## Task details
Using the material below, copy every line where "text" appears.

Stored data
※

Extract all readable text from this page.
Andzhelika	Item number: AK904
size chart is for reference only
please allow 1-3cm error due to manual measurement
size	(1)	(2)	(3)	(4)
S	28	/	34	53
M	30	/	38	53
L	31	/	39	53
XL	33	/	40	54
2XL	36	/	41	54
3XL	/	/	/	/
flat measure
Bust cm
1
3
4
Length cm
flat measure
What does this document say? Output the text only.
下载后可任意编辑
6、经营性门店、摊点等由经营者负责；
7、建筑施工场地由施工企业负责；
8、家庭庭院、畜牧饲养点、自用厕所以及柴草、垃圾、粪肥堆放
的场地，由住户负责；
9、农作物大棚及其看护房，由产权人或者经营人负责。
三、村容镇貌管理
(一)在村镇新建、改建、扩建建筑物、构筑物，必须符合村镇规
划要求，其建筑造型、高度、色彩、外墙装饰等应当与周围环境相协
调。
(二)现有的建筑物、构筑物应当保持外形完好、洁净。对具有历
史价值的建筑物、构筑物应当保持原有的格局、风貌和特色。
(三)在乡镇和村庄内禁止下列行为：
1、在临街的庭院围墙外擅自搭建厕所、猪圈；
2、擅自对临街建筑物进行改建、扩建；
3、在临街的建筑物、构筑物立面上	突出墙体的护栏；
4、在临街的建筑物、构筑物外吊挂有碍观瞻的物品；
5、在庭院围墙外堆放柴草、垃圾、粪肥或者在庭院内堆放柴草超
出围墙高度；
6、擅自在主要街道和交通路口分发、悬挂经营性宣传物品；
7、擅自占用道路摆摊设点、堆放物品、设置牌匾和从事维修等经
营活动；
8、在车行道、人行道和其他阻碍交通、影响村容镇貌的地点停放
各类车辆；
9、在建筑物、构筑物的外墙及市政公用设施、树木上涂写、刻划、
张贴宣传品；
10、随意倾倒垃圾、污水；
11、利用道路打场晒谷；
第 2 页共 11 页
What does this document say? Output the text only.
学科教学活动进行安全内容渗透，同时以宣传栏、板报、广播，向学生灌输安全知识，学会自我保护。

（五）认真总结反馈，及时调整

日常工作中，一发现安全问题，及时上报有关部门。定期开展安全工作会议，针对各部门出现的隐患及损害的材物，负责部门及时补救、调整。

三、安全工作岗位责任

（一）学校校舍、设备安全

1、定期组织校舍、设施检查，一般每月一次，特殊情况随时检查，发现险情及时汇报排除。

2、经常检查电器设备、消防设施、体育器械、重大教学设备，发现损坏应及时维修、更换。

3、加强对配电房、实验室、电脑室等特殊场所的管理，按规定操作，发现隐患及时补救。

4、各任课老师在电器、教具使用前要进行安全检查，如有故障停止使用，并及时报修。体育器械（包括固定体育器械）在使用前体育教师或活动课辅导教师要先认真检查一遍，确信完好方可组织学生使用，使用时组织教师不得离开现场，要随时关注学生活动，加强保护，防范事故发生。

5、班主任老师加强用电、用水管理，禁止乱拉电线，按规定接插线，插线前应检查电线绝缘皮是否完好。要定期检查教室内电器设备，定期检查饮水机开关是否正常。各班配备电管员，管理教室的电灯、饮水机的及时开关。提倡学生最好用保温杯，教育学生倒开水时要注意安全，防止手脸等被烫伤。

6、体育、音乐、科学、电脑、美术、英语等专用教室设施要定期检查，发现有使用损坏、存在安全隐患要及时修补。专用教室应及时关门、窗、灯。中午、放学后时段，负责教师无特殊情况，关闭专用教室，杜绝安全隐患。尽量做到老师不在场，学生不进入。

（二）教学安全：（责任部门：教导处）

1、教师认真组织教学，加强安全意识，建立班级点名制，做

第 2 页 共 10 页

※

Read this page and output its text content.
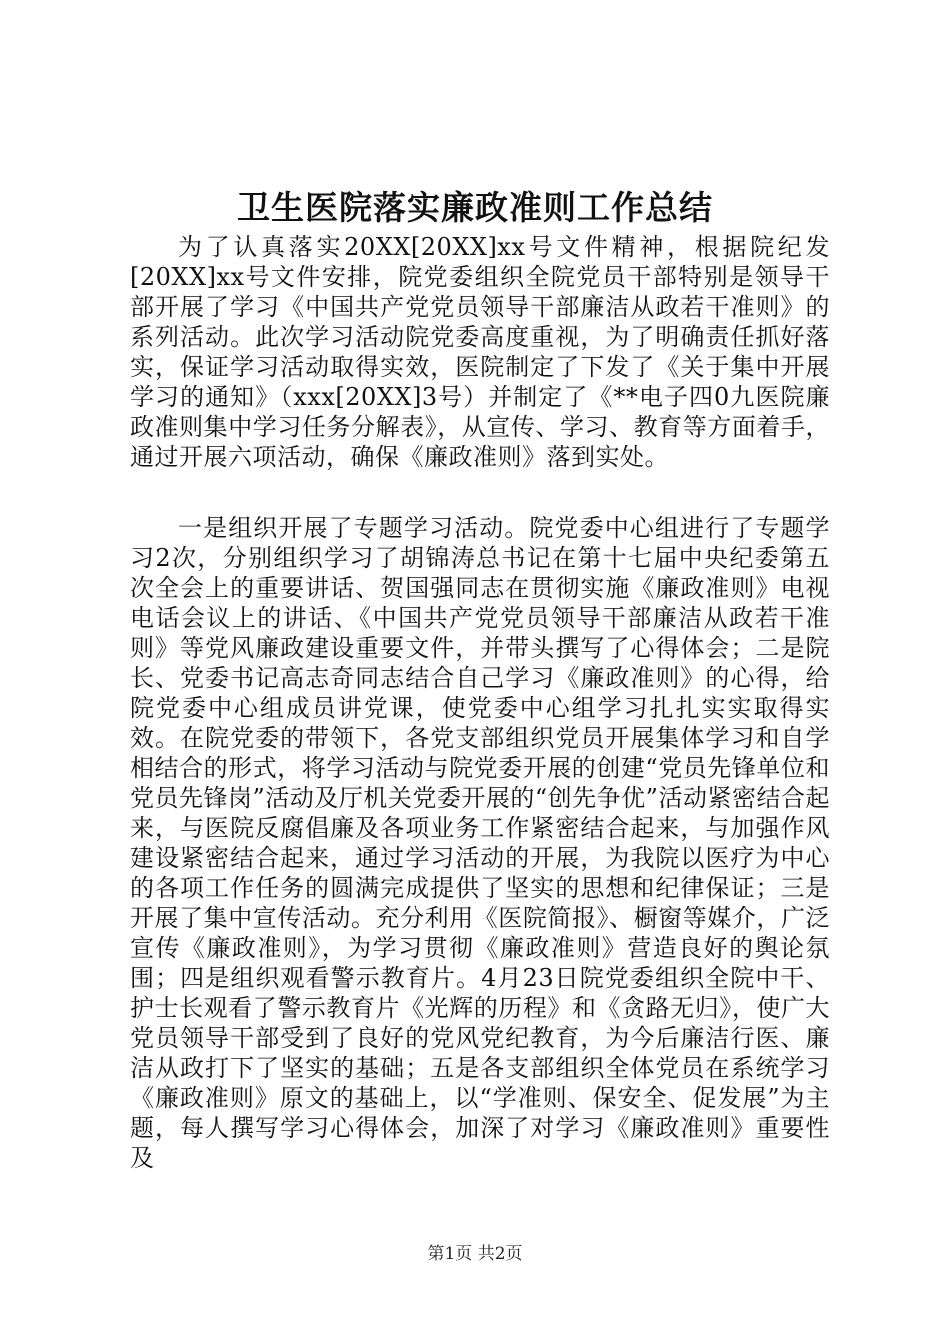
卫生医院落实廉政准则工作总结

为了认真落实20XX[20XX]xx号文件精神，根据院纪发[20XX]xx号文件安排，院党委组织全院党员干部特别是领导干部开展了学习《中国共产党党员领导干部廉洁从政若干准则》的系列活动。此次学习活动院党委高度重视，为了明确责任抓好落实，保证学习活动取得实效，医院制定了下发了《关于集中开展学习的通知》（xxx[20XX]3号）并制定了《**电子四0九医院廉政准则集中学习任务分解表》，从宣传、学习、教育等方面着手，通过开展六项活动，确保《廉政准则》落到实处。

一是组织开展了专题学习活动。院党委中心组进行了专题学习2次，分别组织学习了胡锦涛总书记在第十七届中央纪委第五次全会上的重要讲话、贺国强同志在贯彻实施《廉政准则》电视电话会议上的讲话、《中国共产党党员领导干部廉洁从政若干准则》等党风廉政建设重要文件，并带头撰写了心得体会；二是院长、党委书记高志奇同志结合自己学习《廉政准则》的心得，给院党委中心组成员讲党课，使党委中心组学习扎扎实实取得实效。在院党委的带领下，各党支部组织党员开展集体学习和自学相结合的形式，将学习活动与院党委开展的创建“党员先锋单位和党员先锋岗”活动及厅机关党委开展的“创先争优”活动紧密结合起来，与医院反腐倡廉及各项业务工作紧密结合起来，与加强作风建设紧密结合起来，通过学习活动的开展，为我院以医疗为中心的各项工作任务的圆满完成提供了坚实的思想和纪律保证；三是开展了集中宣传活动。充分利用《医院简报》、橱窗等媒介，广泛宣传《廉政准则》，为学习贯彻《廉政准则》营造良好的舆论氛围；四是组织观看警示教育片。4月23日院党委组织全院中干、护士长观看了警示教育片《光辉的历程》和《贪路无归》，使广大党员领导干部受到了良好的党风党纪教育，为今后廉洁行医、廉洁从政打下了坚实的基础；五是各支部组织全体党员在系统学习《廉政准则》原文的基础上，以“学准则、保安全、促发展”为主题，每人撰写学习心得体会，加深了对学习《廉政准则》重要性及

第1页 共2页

※

## Task solution
Extract all readable text from this page.
What does this document say? Output the text only.
What does this document say? Output the text only.
Read this page and output its text content.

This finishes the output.